WRITTEN PROBLEM:
Count the lines below that contain the word "Journal" and give only the number.

STORED ROWS:
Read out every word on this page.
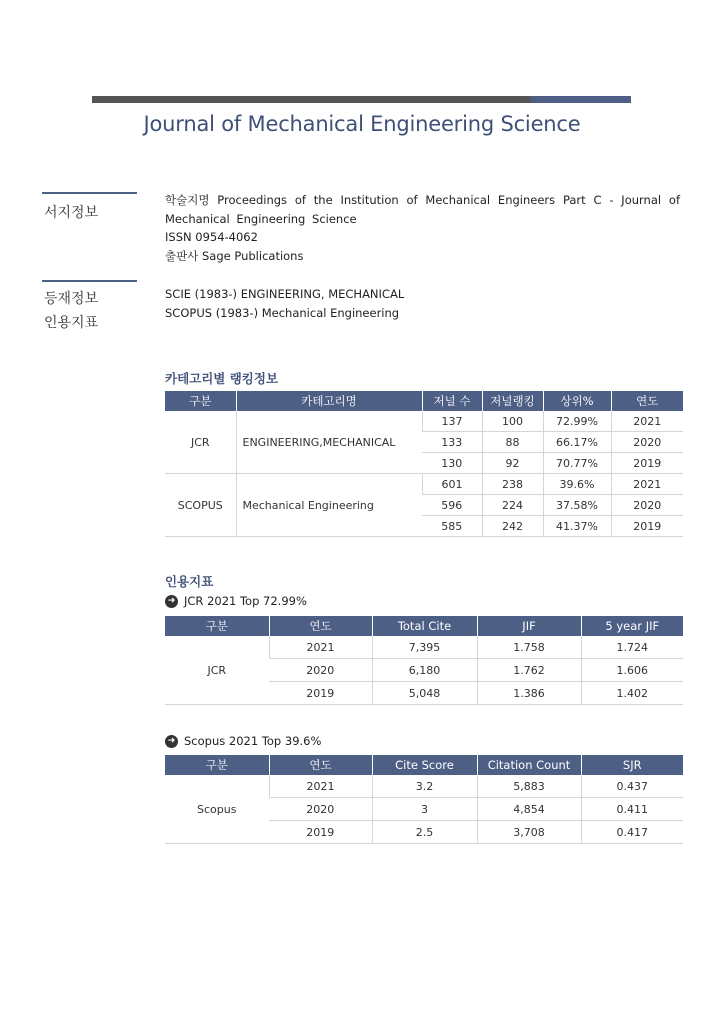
Journal of Mechanical Engineering Science
서지정보
학술지명 Proceedings of the Institution of Mechanical Engineers Part C - Journal of Mechanical Engineering Science
ISSN 0954-4062
출판사 Sage Publications
등재정보
인용지표
SCIE (1983-) ENGINEERING, MECHANICAL
SCOPUS (1983-) Mechanical Engineering
카테고리별 랭킹정보
구분	카테고리명	저널 수	저널랭킹	상위%	연도
JCR	ENGINEERING,MECHANICAL	137	100	72.99%	2021
		133	88	66.17%	2020
		130	92	70.77%	2019
SCOPUS	Mechanical Engineering	601	238	39.6%	2021
		596	224	37.58%	2020
		585	242	41.37%	2019
인용지표
➜ JCR 2021 Top 72.99%
구분	연도	Total Cite	JIF	5 year JIF
JCR	2021	7,395	1.758	1.724
	2020	6,180	1.762	1.606
	2019	5,048	1.386	1.402
➜ Scopus 2021 Top 39.6%
구분	연도	Cite Score	Citation Count	SJR
Scopus	2021	3.2	5,883	0.437
	2020	3	4,854	0.411
	2019	2.5	3,708	0.417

RESULT OF THE TASK:
2